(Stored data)
+ + + +

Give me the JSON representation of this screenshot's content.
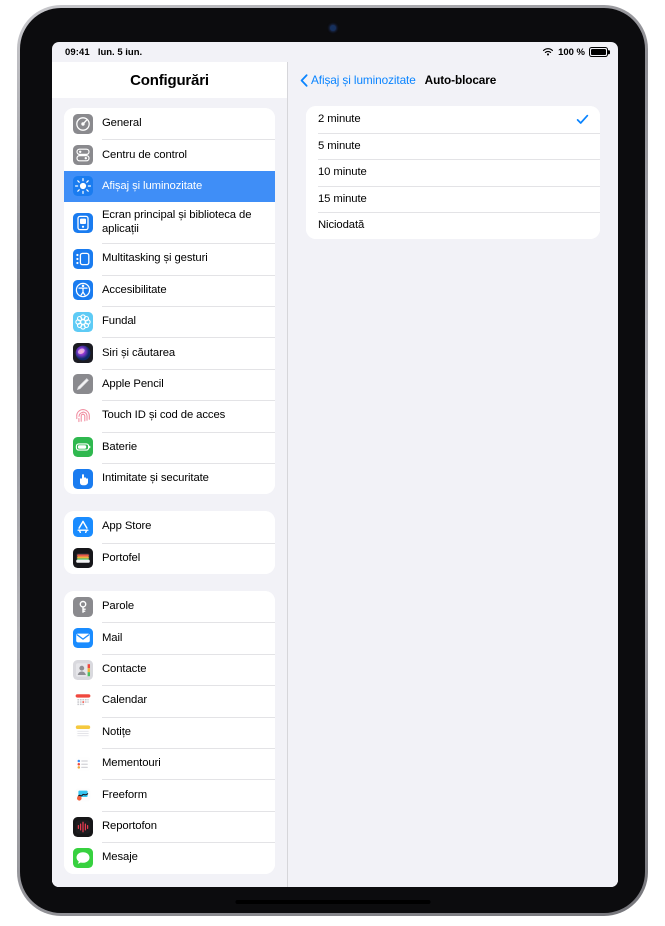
{
  "status_bar": {
    "time": "09:41",
    "date": "lun. 5 iun.",
    "battery_percent": "100 %",
    "wifi_icon": "wifi-icon",
    "battery_icon": "battery-full-icon"
  },
  "sidebar": {
    "title": "Configurări",
    "groups": [
      {
        "items": [
          {
            "label": "General",
            "icon": "gear-icon",
            "selected": false
          },
          {
            "label": "Centru de control",
            "icon": "control-center-icon",
            "selected": false
          },
          {
            "label": "Afișaj și luminozitate",
            "icon": "brightness-icon",
            "selected": true
          },
          {
            "label": "Ecran principal și biblioteca de aplicații",
            "icon": "home-screen-icon",
            "selected": false
          },
          {
            "label": "Multitasking și gesturi",
            "icon": "multitasking-icon",
            "selected": false
          },
          {
            "label": "Accesibilitate",
            "icon": "accessibility-icon",
            "selected": false
          },
          {
            "label": "Fundal",
            "icon": "wallpaper-icon",
            "selected": false
          },
          {
            "label": "Siri și căutarea",
            "icon": "siri-icon",
            "selected": false
          },
          {
            "label": "Apple Pencil",
            "icon": "pencil-icon",
            "selected": false
          },
          {
            "label": "Touch ID și cod de acces",
            "icon": "touch-id-icon",
            "selected": false
          },
          {
            "label": "Baterie",
            "icon": "battery-icon",
            "selected": false
          },
          {
            "label": "Intimitate și securitate",
            "icon": "privacy-hand-icon",
            "selected": false
          }
        ]
      },
      {
        "items": [
          {
            "label": "App Store",
            "icon": "app-store-icon",
            "selected": false
          },
          {
            "label": "Portofel",
            "icon": "wallet-icon",
            "selected": false
          }
        ]
      },
      {
        "items": [
          {
            "label": "Parole",
            "icon": "passwords-key-icon",
            "selected": false
          },
          {
            "label": "Mail",
            "icon": "mail-icon",
            "selected": false
          },
          {
            "label": "Contacte",
            "icon": "contacts-icon",
            "selected": false
          },
          {
            "label": "Calendar",
            "icon": "calendar-icon",
            "selected": false
          },
          {
            "label": "Notițe",
            "icon": "notes-icon",
            "selected": false
          },
          {
            "label": "Mementouri",
            "icon": "reminders-icon",
            "selected": false
          },
          {
            "label": "Freeform",
            "icon": "freeform-icon",
            "selected": false
          },
          {
            "label": "Reportofon",
            "icon": "voice-memos-icon",
            "selected": false
          },
          {
            "label": "Mesaje",
            "icon": "messages-icon",
            "selected": false
          }
        ]
      }
    ]
  },
  "detail": {
    "back_label": "Afișaj și luminozitate",
    "title": "Auto-blocare",
    "options": [
      {
        "label": "2 minute",
        "checked": true
      },
      {
        "label": "5 minute",
        "checked": false
      },
      {
        "label": "10 minute",
        "checked": false
      },
      {
        "label": "15 minute",
        "checked": false
      },
      {
        "label": "Niciodată",
        "checked": false
      }
    ]
  },
  "colors": {
    "accent_blue": "#0a84ff",
    "selection_blue": "#3f8ef7",
    "group_bg": "#f2f2f7"
  }
}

+ + + +

Identify lines with the string "title". Copy each one.

Response for this exercise >>
    "title": "Configurări",
    "title": "Auto-blocare",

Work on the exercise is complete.